--- Aim ---
Repeat all entries exactly.

──────────────────────────────

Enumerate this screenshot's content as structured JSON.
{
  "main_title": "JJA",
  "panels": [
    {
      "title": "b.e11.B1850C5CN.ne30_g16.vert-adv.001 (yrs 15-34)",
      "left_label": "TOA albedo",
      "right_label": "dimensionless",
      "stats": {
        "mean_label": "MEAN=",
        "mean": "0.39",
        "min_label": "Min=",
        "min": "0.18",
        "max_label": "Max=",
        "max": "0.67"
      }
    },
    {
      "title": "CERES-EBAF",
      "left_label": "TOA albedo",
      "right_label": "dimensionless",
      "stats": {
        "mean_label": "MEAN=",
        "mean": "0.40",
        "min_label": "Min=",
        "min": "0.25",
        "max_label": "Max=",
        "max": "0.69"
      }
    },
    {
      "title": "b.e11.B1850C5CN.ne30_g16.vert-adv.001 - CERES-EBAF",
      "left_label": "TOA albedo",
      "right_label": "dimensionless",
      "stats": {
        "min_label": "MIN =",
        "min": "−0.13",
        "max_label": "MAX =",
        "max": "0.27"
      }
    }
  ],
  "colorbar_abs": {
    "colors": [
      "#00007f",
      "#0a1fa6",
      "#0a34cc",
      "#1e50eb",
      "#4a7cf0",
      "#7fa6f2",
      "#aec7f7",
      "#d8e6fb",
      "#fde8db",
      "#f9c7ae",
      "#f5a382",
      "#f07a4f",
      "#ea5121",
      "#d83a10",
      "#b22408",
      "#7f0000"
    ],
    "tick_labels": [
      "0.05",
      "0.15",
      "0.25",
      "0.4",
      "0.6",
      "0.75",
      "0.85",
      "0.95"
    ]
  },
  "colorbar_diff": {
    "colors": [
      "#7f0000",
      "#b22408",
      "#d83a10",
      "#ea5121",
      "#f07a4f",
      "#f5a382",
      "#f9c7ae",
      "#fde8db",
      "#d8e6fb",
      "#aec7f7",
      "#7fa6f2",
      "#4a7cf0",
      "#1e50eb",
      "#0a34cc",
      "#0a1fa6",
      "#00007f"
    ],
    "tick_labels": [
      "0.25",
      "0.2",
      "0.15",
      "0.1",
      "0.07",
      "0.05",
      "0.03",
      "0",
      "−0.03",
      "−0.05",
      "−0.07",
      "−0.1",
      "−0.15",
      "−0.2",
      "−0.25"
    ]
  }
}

──────────────────────────────

--- Reply ---
Enumerate this screenshot's content as structured JSON.
{
  "main_title": "JJA",
  "panels": [
    {
      "title": "b.e11.B1850C5CN.ne30_g16.vert-adv.001 (yrs 15-34)",
      "left_label": "TOA albedo",
      "right_label": "dimensionless",
      "stats": {
        "mean_label": "MEAN=",
        "mean": "0.39",
        "min_label": "Min=",
        "min": "0.18",
        "max_label": "Max=",
        "max": "0.67"
      }
    },
    {
      "title": "CERES-EBAF",
      "left_label": "TOA albedo",
      "right_label": "dimensionless",
      "stats": {
        "mean_label": "MEAN=",
        "mean": "0.40",
        "min_label": "Min=",
        "min": "0.25",
        "max_label": "Max=",
        "max": "0.69"
      }
    },
    {
      "title": "b.e11.B1850C5CN.ne30_g16.vert-adv.001 - CERES-EBAF",
      "left_label": "TOA albedo",
      "right_label": "dimensionless",
      "stats": {
        "min_label": "MIN =",
        "min": "−0.13",
        "max_label": "MAX =",
        "max": "0.27"
      }
    }
  ],
  "colorbar_abs": {
    "colors": [
      "#00007f",
      "#0a1fa6",
      "#0a34cc",
      "#1e50eb",
      "#4a7cf0",
      "#7fa6f2",
      "#aec7f7",
      "#d8e6fb",
      "#fde8db",
      "#f9c7ae",
      "#f5a382",
      "#f07a4f",
      "#ea5121",
      "#d83a10",
      "#b22408",
      "#7f0000"
    ],
    "tick_labels": [
      "0.05",
      "0.15",
      "0.25",
      "0.4",
      "0.6",
      "0.75",
      "0.85",
      "0.95"
    ]
  },
  "colorbar_diff": {
    "colors": [
      "#7f0000",
      "#b22408",
      "#d83a10",
      "#ea5121",
      "#f07a4f",
      "#f5a382",
      "#f9c7ae",
      "#fde8db",
      "#d8e6fb",
      "#aec7f7",
      "#7fa6f2",
      "#4a7cf0",
      "#1e50eb",
      "#0a34cc",
      "#0a1fa6",
      "#00007f"
    ],
    "tick_labels": [
      "0.25",
      "0.2",
      "0.15",
      "0.1",
      "0.07",
      "0.05",
      "0.03",
      "0",
      "−0.03",
      "−0.05",
      "−0.07",
      "−0.1",
      "−0.15",
      "−0.2",
      "−0.25"
    ]
  }
}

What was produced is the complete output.